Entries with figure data
____________________

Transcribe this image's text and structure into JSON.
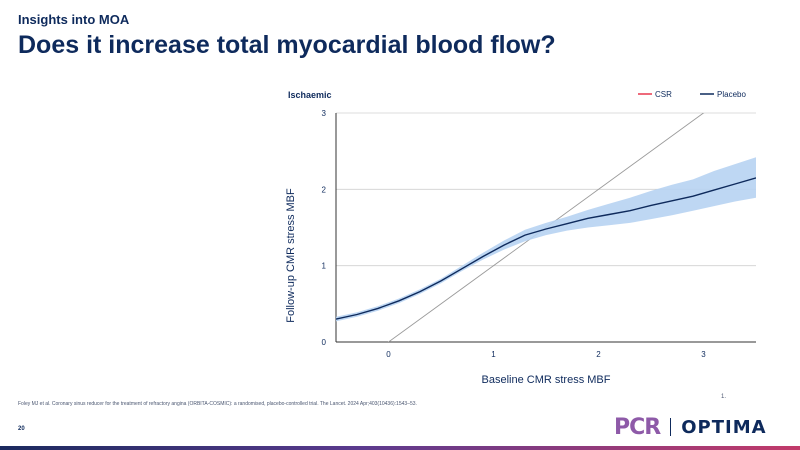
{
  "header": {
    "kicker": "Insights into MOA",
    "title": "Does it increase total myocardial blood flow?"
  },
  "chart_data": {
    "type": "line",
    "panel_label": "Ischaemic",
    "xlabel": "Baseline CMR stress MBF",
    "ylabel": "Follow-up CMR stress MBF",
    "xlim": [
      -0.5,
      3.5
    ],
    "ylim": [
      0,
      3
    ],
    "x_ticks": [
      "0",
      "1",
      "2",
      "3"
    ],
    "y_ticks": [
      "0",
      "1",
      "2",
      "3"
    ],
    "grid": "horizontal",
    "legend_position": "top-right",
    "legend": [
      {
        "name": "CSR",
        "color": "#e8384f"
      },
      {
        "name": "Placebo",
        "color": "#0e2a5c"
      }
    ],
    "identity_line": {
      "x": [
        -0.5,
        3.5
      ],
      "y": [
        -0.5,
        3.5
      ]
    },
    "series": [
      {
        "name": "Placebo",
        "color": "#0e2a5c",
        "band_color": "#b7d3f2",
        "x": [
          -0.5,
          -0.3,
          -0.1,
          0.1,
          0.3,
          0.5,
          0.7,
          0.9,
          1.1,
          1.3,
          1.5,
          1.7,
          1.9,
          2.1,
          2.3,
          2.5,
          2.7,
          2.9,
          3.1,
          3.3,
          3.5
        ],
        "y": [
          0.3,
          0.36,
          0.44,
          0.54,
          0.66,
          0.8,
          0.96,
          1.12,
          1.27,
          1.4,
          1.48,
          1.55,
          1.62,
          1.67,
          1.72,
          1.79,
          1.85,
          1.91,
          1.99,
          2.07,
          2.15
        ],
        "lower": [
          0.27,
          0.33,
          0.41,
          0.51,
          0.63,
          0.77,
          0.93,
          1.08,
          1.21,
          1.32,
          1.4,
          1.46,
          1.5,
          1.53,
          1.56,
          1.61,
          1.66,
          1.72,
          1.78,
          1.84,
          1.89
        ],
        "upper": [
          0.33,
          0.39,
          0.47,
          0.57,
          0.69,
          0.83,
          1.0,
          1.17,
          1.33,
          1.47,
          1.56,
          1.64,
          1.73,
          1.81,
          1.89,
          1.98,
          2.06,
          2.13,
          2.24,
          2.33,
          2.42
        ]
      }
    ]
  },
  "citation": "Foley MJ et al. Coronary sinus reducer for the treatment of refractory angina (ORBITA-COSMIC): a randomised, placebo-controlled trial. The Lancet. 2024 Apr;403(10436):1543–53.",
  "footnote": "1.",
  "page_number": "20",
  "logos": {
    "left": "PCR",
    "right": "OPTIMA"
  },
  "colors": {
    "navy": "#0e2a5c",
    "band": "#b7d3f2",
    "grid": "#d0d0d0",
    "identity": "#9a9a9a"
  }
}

____________________

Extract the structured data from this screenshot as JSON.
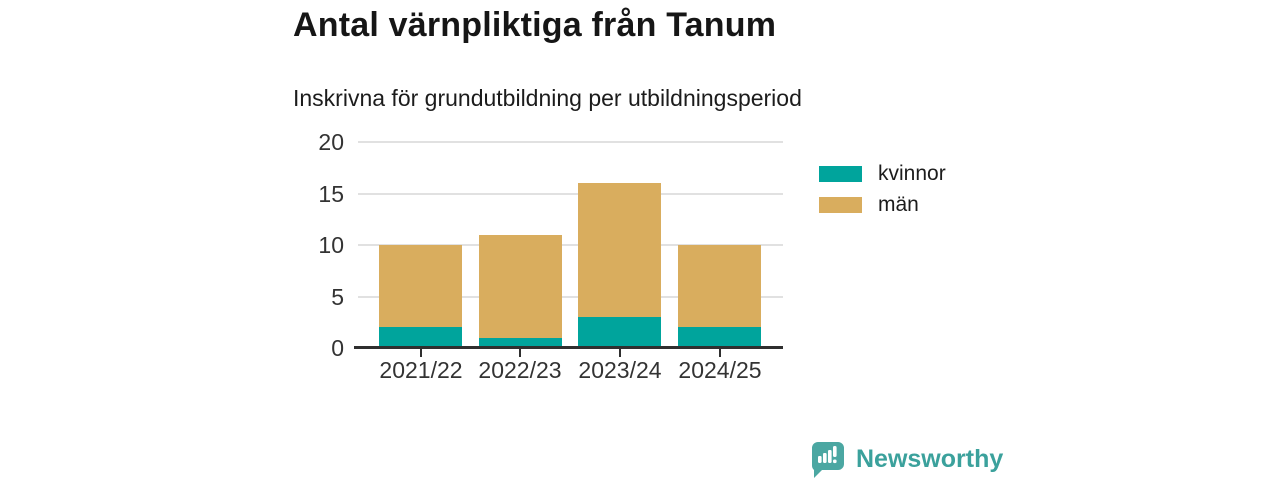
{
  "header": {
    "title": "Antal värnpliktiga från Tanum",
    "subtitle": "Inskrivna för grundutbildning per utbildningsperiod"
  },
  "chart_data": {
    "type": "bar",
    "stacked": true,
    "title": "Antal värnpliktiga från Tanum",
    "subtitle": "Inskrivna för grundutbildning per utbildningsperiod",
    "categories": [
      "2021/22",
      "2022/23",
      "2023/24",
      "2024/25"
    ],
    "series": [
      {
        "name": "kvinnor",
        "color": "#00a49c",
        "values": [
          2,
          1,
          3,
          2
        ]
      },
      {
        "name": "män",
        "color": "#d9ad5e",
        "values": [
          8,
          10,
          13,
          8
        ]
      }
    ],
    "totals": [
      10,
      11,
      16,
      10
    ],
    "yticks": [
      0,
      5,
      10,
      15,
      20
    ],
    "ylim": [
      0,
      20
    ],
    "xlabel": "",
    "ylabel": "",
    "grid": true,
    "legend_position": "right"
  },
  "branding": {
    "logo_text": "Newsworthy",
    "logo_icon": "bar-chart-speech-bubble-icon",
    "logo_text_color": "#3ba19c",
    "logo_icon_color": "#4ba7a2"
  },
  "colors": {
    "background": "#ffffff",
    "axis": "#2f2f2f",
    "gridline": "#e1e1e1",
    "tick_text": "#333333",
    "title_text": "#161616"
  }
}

____________________

• _Problem_
Search the data above for the string "Inskrivna" and return every line that has it.

• _Response_
    "subtitle": "Inskrivna för grundutbildning per utbildningsperiod"
    "subtitle": "Inskrivna för grundutbildning per utbildningsperiod",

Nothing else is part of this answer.